#### GOAL:
Copy each line of the data below exactly, leaving out pictures.

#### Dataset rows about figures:
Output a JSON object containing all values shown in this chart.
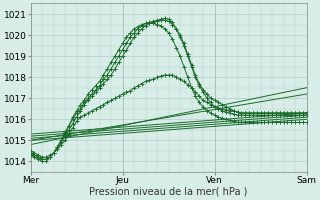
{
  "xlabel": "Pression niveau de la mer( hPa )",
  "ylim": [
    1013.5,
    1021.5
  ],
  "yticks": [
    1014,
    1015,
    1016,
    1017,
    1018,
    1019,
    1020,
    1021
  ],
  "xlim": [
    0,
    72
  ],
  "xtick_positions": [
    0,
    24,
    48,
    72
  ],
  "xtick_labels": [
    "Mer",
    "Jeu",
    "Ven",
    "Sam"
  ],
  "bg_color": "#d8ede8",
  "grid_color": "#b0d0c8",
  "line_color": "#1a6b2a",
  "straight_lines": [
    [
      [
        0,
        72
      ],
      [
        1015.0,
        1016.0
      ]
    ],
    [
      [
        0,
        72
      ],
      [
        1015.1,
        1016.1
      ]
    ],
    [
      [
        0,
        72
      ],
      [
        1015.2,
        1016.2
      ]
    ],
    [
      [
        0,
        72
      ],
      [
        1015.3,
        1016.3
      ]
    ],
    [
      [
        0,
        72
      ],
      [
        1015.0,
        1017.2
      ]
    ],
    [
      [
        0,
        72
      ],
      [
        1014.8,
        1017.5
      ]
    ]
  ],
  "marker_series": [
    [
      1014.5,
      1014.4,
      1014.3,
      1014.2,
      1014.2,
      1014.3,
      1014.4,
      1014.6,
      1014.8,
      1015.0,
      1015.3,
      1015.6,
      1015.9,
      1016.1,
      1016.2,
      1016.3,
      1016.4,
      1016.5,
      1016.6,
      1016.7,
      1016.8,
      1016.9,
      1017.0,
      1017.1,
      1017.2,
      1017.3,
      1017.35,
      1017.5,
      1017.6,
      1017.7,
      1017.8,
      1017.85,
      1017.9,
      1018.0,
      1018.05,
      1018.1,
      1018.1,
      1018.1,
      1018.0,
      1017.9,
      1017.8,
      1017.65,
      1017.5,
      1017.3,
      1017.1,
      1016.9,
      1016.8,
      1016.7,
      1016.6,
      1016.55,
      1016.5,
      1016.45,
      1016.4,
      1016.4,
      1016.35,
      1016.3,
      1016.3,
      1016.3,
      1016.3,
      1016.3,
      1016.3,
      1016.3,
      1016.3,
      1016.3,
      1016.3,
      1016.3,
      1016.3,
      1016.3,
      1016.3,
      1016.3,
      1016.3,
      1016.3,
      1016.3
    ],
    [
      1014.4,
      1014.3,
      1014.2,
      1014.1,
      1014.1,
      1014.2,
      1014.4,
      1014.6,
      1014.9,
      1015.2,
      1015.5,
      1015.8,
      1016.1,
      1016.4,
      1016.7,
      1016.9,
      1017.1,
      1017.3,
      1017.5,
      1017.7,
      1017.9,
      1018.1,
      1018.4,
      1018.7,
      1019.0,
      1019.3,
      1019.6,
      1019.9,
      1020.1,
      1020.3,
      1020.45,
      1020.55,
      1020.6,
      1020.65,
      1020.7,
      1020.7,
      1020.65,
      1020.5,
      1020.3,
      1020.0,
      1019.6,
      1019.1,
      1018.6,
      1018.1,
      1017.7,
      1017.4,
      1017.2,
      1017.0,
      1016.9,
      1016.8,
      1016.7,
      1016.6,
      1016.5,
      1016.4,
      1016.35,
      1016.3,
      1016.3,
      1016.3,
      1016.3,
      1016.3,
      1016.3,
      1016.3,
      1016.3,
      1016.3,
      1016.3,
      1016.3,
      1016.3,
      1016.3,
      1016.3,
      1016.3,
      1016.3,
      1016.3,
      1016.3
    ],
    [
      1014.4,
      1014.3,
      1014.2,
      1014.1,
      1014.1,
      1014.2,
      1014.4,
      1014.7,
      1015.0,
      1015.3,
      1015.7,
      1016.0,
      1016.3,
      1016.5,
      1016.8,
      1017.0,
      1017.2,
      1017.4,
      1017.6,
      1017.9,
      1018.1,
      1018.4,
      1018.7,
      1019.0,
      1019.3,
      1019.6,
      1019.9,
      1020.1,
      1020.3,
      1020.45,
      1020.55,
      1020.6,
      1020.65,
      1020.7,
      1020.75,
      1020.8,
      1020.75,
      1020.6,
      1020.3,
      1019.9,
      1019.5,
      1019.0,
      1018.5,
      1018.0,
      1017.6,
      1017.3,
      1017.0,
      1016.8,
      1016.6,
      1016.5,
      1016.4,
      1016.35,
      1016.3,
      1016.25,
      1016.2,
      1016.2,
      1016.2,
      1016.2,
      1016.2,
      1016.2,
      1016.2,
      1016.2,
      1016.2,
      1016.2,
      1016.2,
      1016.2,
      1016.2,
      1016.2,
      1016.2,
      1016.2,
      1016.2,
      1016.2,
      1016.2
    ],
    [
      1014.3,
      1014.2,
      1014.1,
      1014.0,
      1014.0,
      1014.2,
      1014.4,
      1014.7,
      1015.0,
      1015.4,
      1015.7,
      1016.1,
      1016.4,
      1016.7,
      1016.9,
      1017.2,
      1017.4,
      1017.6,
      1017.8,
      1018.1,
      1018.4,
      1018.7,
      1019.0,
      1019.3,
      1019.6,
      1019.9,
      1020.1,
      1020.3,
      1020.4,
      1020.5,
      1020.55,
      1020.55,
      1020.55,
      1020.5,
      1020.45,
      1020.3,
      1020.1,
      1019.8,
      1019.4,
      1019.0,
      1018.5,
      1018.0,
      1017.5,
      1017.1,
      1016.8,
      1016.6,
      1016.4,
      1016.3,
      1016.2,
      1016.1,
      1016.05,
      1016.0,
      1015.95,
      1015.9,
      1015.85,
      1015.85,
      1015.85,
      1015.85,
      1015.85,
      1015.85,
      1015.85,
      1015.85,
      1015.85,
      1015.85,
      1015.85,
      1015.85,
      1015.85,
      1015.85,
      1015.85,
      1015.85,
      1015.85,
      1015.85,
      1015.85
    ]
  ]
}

#### TASK RESPONSE:
Output a JSON object containing all values shown in this chart.
{
  "xlabel": "Pression niveau de la mer( hPa )",
  "ylim": [
    1013.5,
    1021.5
  ],
  "yticks": [
    1014,
    1015,
    1016,
    1017,
    1018,
    1019,
    1020,
    1021
  ],
  "xlim": [
    0,
    72
  ],
  "xtick_positions": [
    0,
    24,
    48,
    72
  ],
  "xtick_labels": [
    "Mer",
    "Jeu",
    "Ven",
    "Sam"
  ],
  "bg_color": "#d8ede8",
  "grid_color": "#b0d0c8",
  "line_color": "#1a6b2a",
  "straight_lines": [
    [
      [
        0,
        72
      ],
      [
        1015.0,
        1016.0
      ]
    ],
    [
      [
        0,
        72
      ],
      [
        1015.1,
        1016.1
      ]
    ],
    [
      [
        0,
        72
      ],
      [
        1015.2,
        1016.2
      ]
    ],
    [
      [
        0,
        72
      ],
      [
        1015.3,
        1016.3
      ]
    ],
    [
      [
        0,
        72
      ],
      [
        1015.0,
        1017.2
      ]
    ],
    [
      [
        0,
        72
      ],
      [
        1014.8,
        1017.5
      ]
    ]
  ],
  "marker_series": [
    [
      1014.5,
      1014.4,
      1014.3,
      1014.2,
      1014.2,
      1014.3,
      1014.4,
      1014.6,
      1014.8,
      1015.0,
      1015.3,
      1015.6,
      1015.9,
      1016.1,
      1016.2,
      1016.3,
      1016.4,
      1016.5,
      1016.6,
      1016.7,
      1016.8,
      1016.9,
      1017.0,
      1017.1,
      1017.2,
      1017.3,
      1017.35,
      1017.5,
      1017.6,
      1017.7,
      1017.8,
      1017.85,
      1017.9,
      1018.0,
      1018.05,
      1018.1,
      1018.1,
      1018.1,
      1018.0,
      1017.9,
      1017.8,
      1017.65,
      1017.5,
      1017.3,
      1017.1,
      1016.9,
      1016.8,
      1016.7,
      1016.6,
      1016.55,
      1016.5,
      1016.45,
      1016.4,
      1016.4,
      1016.35,
      1016.3,
      1016.3,
      1016.3,
      1016.3,
      1016.3,
      1016.3,
      1016.3,
      1016.3,
      1016.3,
      1016.3,
      1016.3,
      1016.3,
      1016.3,
      1016.3,
      1016.3,
      1016.3,
      1016.3,
      1016.3
    ],
    [
      1014.4,
      1014.3,
      1014.2,
      1014.1,
      1014.1,
      1014.2,
      1014.4,
      1014.6,
      1014.9,
      1015.2,
      1015.5,
      1015.8,
      1016.1,
      1016.4,
      1016.7,
      1016.9,
      1017.1,
      1017.3,
      1017.5,
      1017.7,
      1017.9,
      1018.1,
      1018.4,
      1018.7,
      1019.0,
      1019.3,
      1019.6,
      1019.9,
      1020.1,
      1020.3,
      1020.45,
      1020.55,
      1020.6,
      1020.65,
      1020.7,
      1020.7,
      1020.65,
      1020.5,
      1020.3,
      1020.0,
      1019.6,
      1019.1,
      1018.6,
      1018.1,
      1017.7,
      1017.4,
      1017.2,
      1017.0,
      1016.9,
      1016.8,
      1016.7,
      1016.6,
      1016.5,
      1016.4,
      1016.35,
      1016.3,
      1016.3,
      1016.3,
      1016.3,
      1016.3,
      1016.3,
      1016.3,
      1016.3,
      1016.3,
      1016.3,
      1016.3,
      1016.3,
      1016.3,
      1016.3,
      1016.3,
      1016.3,
      1016.3,
      1016.3
    ],
    [
      1014.4,
      1014.3,
      1014.2,
      1014.1,
      1014.1,
      1014.2,
      1014.4,
      1014.7,
      1015.0,
      1015.3,
      1015.7,
      1016.0,
      1016.3,
      1016.5,
      1016.8,
      1017.0,
      1017.2,
      1017.4,
      1017.6,
      1017.9,
      1018.1,
      1018.4,
      1018.7,
      1019.0,
      1019.3,
      1019.6,
      1019.9,
      1020.1,
      1020.3,
      1020.45,
      1020.55,
      1020.6,
      1020.65,
      1020.7,
      1020.75,
      1020.8,
      1020.75,
      1020.6,
      1020.3,
      1019.9,
      1019.5,
      1019.0,
      1018.5,
      1018.0,
      1017.6,
      1017.3,
      1017.0,
      1016.8,
      1016.6,
      1016.5,
      1016.4,
      1016.35,
      1016.3,
      1016.25,
      1016.2,
      1016.2,
      1016.2,
      1016.2,
      1016.2,
      1016.2,
      1016.2,
      1016.2,
      1016.2,
      1016.2,
      1016.2,
      1016.2,
      1016.2,
      1016.2,
      1016.2,
      1016.2,
      1016.2,
      1016.2,
      1016.2
    ],
    [
      1014.3,
      1014.2,
      1014.1,
      1014.0,
      1014.0,
      1014.2,
      1014.4,
      1014.7,
      1015.0,
      1015.4,
      1015.7,
      1016.1,
      1016.4,
      1016.7,
      1016.9,
      1017.2,
      1017.4,
      1017.6,
      1017.8,
      1018.1,
      1018.4,
      1018.7,
      1019.0,
      1019.3,
      1019.6,
      1019.9,
      1020.1,
      1020.3,
      1020.4,
      1020.5,
      1020.55,
      1020.55,
      1020.55,
      1020.5,
      1020.45,
      1020.3,
      1020.1,
      1019.8,
      1019.4,
      1019.0,
      1018.5,
      1018.0,
      1017.5,
      1017.1,
      1016.8,
      1016.6,
      1016.4,
      1016.3,
      1016.2,
      1016.1,
      1016.05,
      1016.0,
      1015.95,
      1015.9,
      1015.85,
      1015.85,
      1015.85,
      1015.85,
      1015.85,
      1015.85,
      1015.85,
      1015.85,
      1015.85,
      1015.85,
      1015.85,
      1015.85,
      1015.85,
      1015.85,
      1015.85,
      1015.85,
      1015.85,
      1015.85,
      1015.85
    ]
  ]
}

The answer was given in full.